Below are entries. Pull out all lines containing "color".

----------------

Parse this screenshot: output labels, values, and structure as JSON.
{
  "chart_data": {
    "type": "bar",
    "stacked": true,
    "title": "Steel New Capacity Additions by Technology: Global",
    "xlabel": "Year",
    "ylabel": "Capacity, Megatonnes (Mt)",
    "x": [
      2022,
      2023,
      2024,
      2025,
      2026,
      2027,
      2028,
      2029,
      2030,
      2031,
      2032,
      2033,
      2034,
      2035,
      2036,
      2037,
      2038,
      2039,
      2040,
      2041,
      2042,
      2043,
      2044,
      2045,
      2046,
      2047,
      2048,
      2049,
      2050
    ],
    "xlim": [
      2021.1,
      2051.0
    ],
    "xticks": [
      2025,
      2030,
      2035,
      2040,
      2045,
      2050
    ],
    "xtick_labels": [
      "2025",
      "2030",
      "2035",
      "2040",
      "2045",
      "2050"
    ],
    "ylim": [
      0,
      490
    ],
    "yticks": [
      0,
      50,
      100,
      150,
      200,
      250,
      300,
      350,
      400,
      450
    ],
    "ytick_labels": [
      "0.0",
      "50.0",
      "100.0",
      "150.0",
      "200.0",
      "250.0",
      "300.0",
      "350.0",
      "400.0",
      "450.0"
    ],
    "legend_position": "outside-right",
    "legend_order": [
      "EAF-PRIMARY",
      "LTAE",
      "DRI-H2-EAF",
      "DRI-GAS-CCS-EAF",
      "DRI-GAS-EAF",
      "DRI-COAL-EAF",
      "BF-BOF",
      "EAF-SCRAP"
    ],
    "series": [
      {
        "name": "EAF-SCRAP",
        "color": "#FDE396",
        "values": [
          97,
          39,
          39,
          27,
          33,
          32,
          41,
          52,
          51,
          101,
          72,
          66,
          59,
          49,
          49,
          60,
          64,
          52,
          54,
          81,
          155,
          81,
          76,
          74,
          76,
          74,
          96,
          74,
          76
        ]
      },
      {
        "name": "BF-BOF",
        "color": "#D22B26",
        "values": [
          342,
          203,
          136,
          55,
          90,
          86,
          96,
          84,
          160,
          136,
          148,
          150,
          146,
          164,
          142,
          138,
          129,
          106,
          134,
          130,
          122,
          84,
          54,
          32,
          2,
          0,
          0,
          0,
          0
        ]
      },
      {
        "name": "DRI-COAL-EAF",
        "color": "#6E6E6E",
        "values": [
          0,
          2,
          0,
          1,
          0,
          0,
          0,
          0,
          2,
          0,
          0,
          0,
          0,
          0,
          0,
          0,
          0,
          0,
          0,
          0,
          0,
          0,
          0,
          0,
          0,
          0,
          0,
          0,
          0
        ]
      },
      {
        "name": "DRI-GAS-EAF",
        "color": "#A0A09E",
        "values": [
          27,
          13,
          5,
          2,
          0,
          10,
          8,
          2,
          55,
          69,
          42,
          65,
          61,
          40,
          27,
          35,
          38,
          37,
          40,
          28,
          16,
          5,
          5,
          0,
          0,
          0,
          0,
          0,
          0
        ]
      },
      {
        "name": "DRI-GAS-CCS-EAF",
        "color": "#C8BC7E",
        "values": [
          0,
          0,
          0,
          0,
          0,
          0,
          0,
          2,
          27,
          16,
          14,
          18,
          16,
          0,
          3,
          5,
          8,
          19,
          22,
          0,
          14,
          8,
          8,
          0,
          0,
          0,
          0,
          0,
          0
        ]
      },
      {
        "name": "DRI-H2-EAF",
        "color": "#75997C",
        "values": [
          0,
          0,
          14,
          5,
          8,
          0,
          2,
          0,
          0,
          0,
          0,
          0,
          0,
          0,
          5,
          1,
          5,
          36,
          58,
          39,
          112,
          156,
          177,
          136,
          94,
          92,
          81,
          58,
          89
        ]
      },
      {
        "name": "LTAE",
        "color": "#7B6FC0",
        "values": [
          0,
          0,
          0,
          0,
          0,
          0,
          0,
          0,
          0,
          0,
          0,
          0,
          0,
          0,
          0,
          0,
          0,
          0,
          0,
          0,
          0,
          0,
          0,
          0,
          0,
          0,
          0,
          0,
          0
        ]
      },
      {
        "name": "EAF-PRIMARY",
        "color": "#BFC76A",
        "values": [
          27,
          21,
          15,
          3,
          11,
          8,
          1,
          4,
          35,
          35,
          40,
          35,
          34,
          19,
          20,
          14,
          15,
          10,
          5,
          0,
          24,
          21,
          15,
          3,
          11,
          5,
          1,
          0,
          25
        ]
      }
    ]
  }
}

----------------

* **WRITTEN RESPONSE**:
        "color": "#FDE396",
        "color": "#D22B26",
        "color": "#6E6E6E",
        "color": "#A0A09E",
        "color": "#C8BC7E",
        "color": "#75997C",
        "color": "#7B6FC0",
        "color": "#BFC76A",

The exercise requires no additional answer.